◆ EXERCISE REQUIREMENTS: Determine how many lines include the string "name". Output that number only.

* Start *

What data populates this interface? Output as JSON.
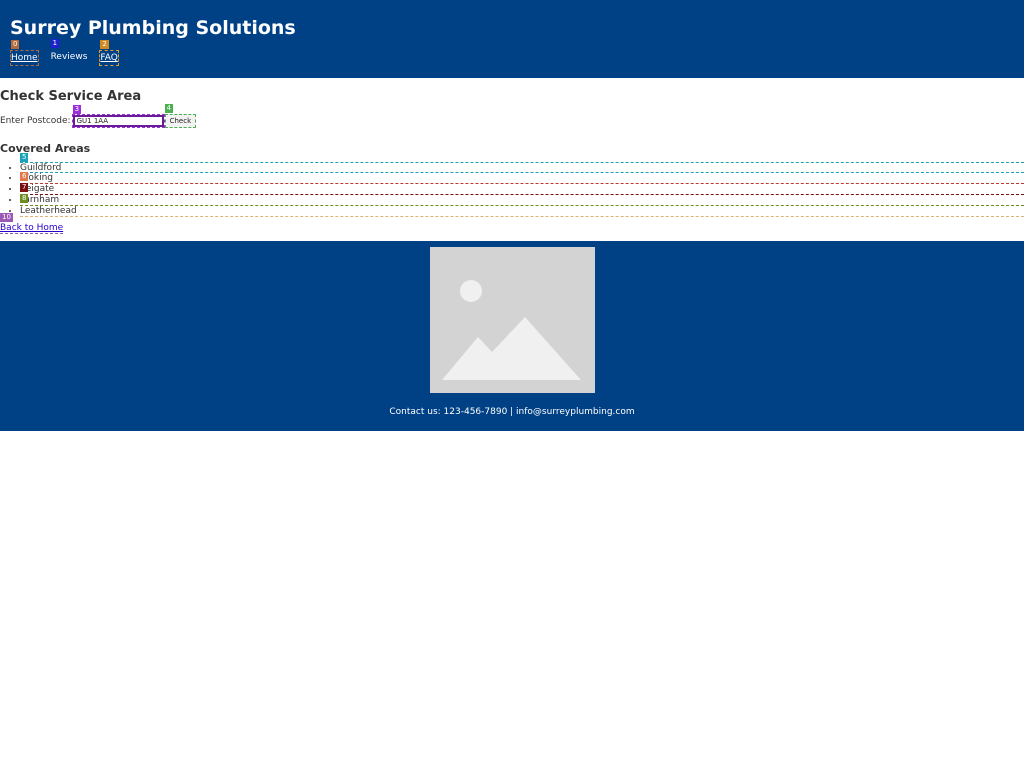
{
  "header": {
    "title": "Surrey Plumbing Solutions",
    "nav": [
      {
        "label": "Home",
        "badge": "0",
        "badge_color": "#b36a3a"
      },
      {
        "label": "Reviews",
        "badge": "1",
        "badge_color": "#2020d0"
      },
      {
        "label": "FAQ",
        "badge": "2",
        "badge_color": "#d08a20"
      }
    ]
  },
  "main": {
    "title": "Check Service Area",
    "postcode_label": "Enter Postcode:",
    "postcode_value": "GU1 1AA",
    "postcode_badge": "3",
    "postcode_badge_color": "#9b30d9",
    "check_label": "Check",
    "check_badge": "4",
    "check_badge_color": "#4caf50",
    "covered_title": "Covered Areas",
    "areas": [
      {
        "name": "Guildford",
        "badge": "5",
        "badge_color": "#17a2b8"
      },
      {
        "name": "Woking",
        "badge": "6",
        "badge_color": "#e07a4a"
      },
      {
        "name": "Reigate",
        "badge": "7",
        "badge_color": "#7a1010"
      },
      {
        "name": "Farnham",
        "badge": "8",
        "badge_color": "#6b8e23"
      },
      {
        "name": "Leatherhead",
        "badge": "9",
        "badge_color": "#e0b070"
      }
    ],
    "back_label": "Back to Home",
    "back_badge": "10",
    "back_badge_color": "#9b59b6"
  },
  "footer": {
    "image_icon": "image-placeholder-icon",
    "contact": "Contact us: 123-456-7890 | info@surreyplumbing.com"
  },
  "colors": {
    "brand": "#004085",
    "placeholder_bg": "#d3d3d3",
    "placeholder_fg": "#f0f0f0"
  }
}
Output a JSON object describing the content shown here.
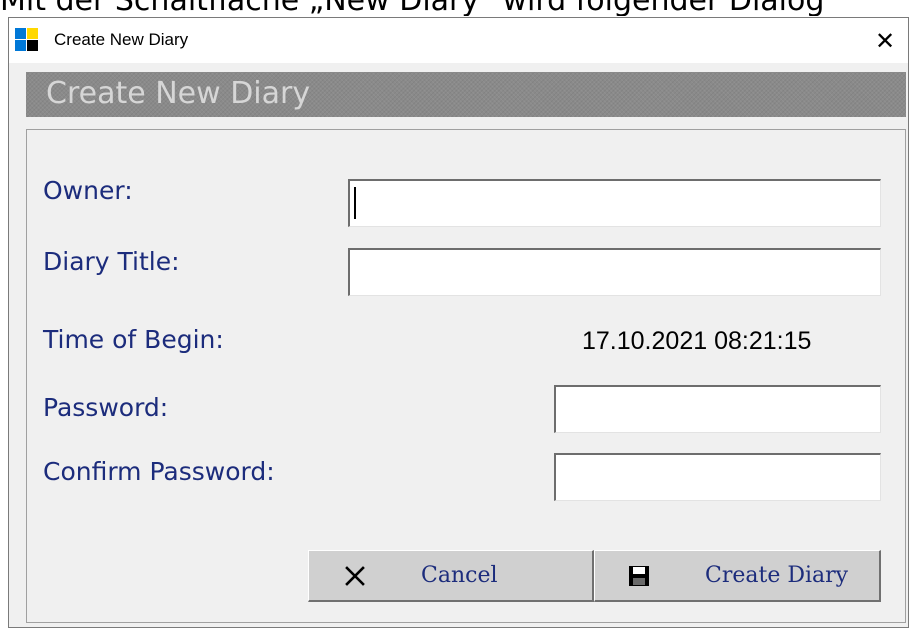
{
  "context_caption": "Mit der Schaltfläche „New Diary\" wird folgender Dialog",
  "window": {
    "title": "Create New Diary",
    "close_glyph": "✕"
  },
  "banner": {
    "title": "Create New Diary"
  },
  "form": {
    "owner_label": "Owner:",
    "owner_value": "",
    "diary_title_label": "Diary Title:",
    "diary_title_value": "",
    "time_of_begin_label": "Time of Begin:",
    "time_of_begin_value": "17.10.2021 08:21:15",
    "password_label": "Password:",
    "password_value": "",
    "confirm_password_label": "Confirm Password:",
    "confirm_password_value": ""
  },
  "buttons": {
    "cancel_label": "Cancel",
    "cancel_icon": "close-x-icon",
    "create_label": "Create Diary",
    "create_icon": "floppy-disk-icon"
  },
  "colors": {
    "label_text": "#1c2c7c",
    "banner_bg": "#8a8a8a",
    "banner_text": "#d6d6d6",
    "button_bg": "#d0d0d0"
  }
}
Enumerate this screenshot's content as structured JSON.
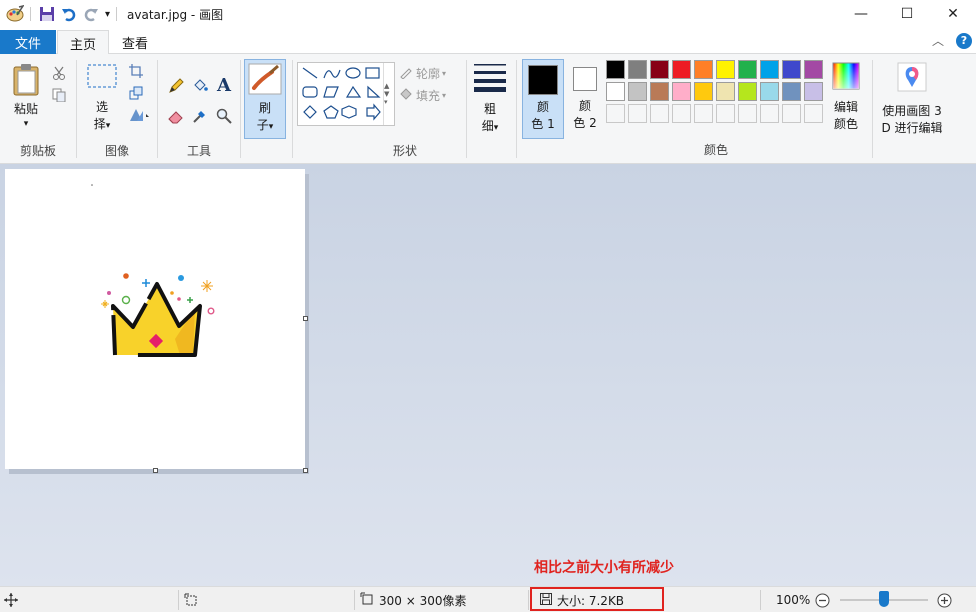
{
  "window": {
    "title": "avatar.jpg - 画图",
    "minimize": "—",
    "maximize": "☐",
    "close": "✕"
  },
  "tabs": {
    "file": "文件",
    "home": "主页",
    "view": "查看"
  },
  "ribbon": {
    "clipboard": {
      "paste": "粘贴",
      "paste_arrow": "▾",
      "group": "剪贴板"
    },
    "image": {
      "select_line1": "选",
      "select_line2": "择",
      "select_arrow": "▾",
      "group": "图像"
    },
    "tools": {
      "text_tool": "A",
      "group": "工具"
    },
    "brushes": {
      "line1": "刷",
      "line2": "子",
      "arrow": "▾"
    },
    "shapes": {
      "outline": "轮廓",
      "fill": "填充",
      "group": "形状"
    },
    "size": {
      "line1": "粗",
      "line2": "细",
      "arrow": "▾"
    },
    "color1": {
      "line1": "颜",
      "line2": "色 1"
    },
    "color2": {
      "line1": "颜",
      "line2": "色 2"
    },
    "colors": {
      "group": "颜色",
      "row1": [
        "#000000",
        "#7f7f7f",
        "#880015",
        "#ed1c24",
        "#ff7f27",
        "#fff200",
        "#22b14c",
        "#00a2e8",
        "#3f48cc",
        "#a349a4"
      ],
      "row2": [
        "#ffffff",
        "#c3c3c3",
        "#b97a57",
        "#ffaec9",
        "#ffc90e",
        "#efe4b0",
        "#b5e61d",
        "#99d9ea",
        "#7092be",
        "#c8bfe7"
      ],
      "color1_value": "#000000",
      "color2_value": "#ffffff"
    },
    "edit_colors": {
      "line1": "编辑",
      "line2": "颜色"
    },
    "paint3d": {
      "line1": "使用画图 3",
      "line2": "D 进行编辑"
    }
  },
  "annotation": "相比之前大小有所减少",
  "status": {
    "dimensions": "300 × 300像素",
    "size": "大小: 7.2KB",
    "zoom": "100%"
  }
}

* End *

◆ SOLUTION: 5